• _Exercise instructions_
How many lines of these entries hold the string "into"? Answer with the number alone.

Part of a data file
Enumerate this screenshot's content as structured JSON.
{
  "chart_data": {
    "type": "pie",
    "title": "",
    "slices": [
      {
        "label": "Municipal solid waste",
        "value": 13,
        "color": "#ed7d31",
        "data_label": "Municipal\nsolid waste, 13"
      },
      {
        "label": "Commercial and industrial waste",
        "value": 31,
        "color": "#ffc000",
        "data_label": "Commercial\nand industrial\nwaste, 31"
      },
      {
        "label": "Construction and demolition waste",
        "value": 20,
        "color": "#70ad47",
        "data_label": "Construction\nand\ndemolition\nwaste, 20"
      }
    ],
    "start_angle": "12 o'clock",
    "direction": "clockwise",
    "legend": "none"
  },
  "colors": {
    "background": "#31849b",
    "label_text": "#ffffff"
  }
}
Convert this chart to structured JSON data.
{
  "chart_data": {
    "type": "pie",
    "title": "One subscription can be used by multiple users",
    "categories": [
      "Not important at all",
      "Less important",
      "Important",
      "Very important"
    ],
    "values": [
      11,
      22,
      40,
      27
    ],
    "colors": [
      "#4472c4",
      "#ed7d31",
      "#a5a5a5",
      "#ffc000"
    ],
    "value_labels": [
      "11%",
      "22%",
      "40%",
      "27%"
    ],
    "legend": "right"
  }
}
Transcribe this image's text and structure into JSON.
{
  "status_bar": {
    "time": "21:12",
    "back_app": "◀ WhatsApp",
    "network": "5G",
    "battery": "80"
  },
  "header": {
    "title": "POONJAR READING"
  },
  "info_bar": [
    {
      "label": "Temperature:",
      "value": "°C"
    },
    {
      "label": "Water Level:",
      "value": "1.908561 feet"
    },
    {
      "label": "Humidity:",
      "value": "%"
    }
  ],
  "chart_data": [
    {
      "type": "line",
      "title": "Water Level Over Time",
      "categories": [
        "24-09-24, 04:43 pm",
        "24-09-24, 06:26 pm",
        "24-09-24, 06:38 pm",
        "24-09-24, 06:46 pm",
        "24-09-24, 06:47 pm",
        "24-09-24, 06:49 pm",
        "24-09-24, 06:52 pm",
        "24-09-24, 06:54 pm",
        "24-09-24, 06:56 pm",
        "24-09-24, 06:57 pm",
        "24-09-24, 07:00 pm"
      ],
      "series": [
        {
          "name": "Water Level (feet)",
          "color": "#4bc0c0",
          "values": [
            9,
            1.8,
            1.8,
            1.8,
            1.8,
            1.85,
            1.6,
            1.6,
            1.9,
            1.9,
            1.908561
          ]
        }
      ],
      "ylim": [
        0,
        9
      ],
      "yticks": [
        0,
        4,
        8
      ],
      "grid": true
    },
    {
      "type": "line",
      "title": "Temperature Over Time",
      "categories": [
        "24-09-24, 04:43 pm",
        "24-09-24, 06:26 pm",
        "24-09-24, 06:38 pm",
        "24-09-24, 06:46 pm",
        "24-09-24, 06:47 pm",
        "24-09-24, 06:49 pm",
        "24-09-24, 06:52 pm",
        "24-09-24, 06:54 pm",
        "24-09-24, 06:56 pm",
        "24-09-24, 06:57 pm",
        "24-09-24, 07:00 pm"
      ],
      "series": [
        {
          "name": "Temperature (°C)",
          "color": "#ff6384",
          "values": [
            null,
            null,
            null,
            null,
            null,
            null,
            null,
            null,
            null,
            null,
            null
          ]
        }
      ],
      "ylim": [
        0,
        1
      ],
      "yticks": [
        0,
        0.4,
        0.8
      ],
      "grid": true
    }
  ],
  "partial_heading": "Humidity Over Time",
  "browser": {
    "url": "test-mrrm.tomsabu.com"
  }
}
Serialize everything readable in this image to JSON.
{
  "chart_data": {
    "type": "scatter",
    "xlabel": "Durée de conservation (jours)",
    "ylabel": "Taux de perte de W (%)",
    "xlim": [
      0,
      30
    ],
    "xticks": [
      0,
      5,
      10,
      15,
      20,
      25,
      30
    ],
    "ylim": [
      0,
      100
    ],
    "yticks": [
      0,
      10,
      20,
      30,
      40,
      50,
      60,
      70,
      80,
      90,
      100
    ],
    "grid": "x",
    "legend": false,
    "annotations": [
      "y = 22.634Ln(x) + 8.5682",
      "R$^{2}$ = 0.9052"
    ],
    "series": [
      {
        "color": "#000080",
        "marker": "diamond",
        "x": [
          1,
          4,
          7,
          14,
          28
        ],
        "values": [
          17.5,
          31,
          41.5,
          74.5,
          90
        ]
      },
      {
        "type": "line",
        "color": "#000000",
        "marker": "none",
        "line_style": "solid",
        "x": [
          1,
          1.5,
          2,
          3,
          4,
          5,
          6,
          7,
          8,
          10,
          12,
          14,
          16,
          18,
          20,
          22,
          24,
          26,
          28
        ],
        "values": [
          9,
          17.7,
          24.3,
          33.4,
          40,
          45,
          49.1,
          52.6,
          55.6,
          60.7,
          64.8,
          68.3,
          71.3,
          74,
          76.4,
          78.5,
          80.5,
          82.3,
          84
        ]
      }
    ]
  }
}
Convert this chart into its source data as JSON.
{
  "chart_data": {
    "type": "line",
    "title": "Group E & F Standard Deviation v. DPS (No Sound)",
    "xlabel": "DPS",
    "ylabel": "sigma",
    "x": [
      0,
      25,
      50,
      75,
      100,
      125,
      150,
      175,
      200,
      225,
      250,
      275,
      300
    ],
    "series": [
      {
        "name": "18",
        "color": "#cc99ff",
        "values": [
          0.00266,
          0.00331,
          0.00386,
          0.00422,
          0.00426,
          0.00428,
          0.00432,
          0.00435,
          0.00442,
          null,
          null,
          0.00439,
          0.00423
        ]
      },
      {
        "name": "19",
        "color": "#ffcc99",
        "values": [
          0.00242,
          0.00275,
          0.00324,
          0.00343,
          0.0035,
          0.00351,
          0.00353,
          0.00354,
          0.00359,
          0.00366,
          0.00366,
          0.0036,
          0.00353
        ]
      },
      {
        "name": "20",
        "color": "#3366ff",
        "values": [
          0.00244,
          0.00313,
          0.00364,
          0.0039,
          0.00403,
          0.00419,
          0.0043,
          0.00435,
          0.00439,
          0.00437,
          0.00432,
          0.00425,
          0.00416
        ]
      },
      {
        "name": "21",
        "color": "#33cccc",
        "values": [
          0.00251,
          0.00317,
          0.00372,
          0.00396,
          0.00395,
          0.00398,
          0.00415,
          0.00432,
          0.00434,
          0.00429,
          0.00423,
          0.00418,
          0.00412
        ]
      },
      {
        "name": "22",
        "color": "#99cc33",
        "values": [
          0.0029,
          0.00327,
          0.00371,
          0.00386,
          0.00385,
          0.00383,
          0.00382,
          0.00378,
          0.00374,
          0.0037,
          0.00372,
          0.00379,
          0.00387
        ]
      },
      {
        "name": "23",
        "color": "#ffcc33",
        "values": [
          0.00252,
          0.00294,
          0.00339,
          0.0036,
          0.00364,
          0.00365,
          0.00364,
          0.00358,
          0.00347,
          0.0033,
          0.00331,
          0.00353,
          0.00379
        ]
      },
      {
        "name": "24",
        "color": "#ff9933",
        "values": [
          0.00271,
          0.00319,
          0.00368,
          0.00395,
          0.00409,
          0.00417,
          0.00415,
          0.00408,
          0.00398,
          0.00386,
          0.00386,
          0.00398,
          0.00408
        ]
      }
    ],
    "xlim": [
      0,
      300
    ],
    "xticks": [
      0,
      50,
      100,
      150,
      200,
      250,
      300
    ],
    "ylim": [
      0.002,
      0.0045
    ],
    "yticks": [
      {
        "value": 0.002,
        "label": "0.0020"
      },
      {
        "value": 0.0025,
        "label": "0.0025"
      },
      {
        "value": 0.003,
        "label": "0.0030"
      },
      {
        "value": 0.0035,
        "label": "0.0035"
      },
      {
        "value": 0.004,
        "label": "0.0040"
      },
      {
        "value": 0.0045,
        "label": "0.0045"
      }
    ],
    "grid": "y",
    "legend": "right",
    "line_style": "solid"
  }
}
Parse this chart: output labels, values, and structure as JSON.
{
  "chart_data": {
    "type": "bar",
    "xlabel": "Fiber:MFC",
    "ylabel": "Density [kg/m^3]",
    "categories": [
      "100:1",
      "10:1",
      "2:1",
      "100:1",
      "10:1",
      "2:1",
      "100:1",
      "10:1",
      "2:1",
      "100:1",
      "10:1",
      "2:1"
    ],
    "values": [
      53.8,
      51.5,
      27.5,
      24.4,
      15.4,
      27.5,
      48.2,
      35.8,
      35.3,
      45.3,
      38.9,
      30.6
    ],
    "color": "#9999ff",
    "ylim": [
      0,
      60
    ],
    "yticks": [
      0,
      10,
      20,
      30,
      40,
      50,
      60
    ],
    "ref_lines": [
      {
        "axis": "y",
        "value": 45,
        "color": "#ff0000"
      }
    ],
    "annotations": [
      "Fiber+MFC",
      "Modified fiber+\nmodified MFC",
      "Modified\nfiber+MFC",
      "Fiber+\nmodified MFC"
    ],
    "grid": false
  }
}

• _Written reply_
2